Data for this task.

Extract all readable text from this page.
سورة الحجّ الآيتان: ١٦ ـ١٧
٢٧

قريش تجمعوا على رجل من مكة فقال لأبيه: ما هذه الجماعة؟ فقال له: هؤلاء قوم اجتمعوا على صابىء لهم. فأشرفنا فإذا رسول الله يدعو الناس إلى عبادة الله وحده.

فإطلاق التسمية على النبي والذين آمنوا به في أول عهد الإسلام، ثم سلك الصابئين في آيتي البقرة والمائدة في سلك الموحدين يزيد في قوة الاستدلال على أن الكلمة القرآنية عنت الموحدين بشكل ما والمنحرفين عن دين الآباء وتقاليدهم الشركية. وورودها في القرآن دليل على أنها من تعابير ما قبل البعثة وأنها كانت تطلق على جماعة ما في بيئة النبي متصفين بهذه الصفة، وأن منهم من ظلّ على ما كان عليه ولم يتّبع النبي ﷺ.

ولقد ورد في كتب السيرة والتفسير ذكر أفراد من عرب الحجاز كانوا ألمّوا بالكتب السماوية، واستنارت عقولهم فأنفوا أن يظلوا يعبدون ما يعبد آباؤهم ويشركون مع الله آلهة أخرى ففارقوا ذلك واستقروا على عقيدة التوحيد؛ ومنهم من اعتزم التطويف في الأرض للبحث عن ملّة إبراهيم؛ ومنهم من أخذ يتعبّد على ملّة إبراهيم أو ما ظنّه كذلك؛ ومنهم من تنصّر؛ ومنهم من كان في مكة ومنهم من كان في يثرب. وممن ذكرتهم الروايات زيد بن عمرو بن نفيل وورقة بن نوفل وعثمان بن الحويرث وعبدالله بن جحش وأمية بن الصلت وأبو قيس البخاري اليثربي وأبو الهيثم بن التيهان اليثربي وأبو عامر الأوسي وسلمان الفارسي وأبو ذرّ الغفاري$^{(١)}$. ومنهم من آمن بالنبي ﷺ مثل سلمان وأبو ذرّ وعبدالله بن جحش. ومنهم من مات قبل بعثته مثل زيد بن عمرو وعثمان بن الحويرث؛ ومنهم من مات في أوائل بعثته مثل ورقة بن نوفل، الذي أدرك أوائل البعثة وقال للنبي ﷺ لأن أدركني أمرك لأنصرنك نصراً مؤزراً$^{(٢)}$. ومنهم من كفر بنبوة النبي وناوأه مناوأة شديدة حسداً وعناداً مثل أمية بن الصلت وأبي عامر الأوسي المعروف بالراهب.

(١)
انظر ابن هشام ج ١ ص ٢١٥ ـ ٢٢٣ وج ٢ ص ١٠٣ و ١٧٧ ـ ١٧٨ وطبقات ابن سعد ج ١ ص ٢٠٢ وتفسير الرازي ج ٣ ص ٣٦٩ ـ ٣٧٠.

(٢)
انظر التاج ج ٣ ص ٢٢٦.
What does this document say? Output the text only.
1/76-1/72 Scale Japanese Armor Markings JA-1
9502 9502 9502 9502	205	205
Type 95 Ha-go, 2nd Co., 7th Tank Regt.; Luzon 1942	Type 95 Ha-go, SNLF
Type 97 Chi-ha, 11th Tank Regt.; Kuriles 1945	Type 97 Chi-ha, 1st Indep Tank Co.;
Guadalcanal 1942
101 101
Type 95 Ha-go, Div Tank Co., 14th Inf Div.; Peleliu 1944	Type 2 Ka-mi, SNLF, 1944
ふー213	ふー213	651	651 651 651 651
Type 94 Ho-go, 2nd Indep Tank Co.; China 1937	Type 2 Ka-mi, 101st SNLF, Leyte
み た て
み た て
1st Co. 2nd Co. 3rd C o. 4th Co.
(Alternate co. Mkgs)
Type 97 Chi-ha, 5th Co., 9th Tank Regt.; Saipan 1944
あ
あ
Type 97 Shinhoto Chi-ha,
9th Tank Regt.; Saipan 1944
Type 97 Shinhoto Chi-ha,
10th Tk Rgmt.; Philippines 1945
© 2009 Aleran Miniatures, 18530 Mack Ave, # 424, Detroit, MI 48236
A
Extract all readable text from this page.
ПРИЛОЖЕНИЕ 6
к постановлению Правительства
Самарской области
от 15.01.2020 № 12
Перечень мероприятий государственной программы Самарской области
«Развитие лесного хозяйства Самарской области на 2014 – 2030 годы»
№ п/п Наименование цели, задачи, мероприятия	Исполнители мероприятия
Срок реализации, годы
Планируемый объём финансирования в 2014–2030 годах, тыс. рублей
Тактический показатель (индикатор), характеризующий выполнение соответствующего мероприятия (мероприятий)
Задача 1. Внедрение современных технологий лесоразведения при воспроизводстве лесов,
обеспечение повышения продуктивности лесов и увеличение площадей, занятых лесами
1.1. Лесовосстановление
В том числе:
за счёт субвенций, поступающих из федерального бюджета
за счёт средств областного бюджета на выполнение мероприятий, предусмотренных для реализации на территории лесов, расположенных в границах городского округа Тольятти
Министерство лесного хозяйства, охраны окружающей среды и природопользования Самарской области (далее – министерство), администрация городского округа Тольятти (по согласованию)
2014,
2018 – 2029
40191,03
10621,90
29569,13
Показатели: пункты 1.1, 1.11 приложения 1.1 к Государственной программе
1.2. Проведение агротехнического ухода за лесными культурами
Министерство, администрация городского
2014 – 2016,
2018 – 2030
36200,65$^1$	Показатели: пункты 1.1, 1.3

Problem description. Type out the entries again, word for word.

Output below.
Extract all readable text from this page.
سورة الحجّ الآيتان: ١٦ ـ١٧
٢٧

قريش تجمعوا على رجل من مكة فقال لأبيه: ما هذه الجماعة؟ فقال له: هؤلاء قوم اجتمعوا على صابىء لهم. فأشرفنا فإذا رسول الله يدعو الناس إلى عبادة الله وحده.

فإطلاق التسمية على النبي والذين آمنوا به في أول عهد الإسلام، ثم سلك الصابئين في آيتي البقرة والمائدة في سلك الموحدين يزيد في قوة الاستدلال على أن الكلمة القرآنية عنت الموحدين بشكل ما والمنحرفين عن دين الآباء وتقاليدهم الشركية. وورودها في القرآن دليل على أنها من تعابير ما قبل البعثة وأنها كانت تطلق على جماعة ما في بيئة النبي متصفين بهذه الصفة، وأن منهم من ظلّ على ما كان عليه ولم يتّبع النبي ﷺ.

ولقد ورد في كتب السيرة والتفسير ذكر أفراد من عرب الحجاز كانوا ألمّوا بالكتب السماوية، واستنارت عقولهم فأنفوا أن يظلوا يعبدون ما يعبد آباؤهم ويشركون مع الله آلهة أخرى ففارقوا ذلك واستقروا على عقيدة التوحيد؛ ومنهم من اعتزم التطويف في الأرض للبحث عن ملّة إبراهيم؛ ومنهم من أخذ يتعبّد على ملّة إبراهيم أو ما ظنّه كذلك؛ ومنهم من تنصّر؛ ومنهم من كان في مكة ومنهم من كان في يثرب. وممن ذكرتهم الروايات زيد بن عمرو بن نفيل وورقة بن نوفل وعثمان بن الحويرث وعبدالله بن جحش وأمية بن الصلت وأبو قيس البخاري اليثربي وأبو الهيثم بن التيهان اليثربي وأبو عامر الأوسي وسلمان الفارسي وأبو ذرّ الغفاري$^{(١)}$. ومنهم من آمن بالنبي ﷺ مثل سلمان وأبو ذرّ وعبدالله بن جحش. ومنهم من مات قبل بعثته مثل زيد بن عمرو وعثمان بن الحويرث؛ ومنهم من مات في أوائل بعثته مثل ورقة بن نوفل، الذي أدرك أوائل البعثة وقال للنبي ﷺ لأن أدركني أمرك لأنصرنك نصراً مؤزراً$^{(٢)}$. ومنهم من كفر بنبوة النبي وناوأه مناوأة شديدة حسداً وعناداً مثل أمية بن الصلت وأبي عامر الأوسي المعروف بالراهب.

(١)
انظر ابن هشام ج ١ ص ٢١٥ ـ ٢٢٣ وج ٢ ص ١٠٣ و ١٧٧ ـ ١٧٨ وطبقات ابن سعد ج ١ ص ٢٠٢ وتفسير الرازي ج ٣ ص ٣٦٩ ـ ٣٧٠.

(٢)
انظر التاج ج ٣ ص ٢٢٦.
What does this document say? Output the text only.
1/76-1/72 Scale Japanese Armor Markings JA-1
9502 9502 9502 9502	205	205
Type 95 Ha-go, 2nd Co., 7th Tank Regt.; Luzon 1942	Type 95 Ha-go, SNLF
Type 97 Chi-ha, 11th Tank Regt.; Kuriles 1945	Type 97 Chi-ha, 1st Indep Tank Co.;
Guadalcanal 1942
101 101
Type 95 Ha-go, Div Tank Co., 14th Inf Div.; Peleliu 1944	Type 2 Ka-mi, SNLF, 1944
ふー213	ふー213	651	651 651 651 651
Type 94 Ho-go, 2nd Indep Tank Co.; China 1937	Type 2 Ka-mi, 101st SNLF, Leyte
み た て
み た て
1st Co. 2nd Co. 3rd C o. 4th Co.
(Alternate co. Mkgs)
Type 97 Chi-ha, 5th Co., 9th Tank Regt.; Saipan 1944
あ
あ
Type 97 Shinhoto Chi-ha,
9th Tank Regt.; Saipan 1944
Type 97 Shinhoto Chi-ha,
10th Tk Rgmt.; Philippines 1945
© 2009 Aleran Miniatures, 18530 Mack Ave, # 424, Detroit, MI 48236
A
Extract all readable text from this page.
ПРИЛОЖЕНИЕ 6
к постановлению Правительства
Самарской области
от 15.01.2020 № 12
Перечень мероприятий государственной программы Самарской области
«Развитие лесного хозяйства Самарской области на 2014 – 2030 годы»
№ п/п Наименование цели, задачи, мероприятия	Исполнители мероприятия
Срок реализации, годы
Планируемый объём финансирования в 2014–2030 годах, тыс. рублей
Тактический показатель (индикатор), характеризующий выполнение соответствующего мероприятия (мероприятий)
Задача 1. Внедрение современных технологий лесоразведения при воспроизводстве лесов,
обеспечение повышения продуктивности лесов и увеличение площадей, занятых лесами
1.1. Лесовосстановление
В том числе:
за счёт субвенций, поступающих из федерального бюджета
за счёт средств областного бюджета на выполнение мероприятий, предусмотренных для реализации на территории лесов, расположенных в границах городского округа Тольятти
Министерство лесного хозяйства, охраны окружающей среды и природопользования Самарской области (далее – министерство), администрация городского округа Тольятти (по согласованию)
2014,
2018 – 2029
40191,03
10621,90
29569,13
Показатели: пункты 1.1, 1.11 приложения 1.1 к Государственной программе
1.2. Проведение агротехнического ухода за лесными культурами
Министерство, администрация городского
2014 – 2016,
2018 – 2030
36200,65$^1$	Показатели: пункты 1.1, 1.3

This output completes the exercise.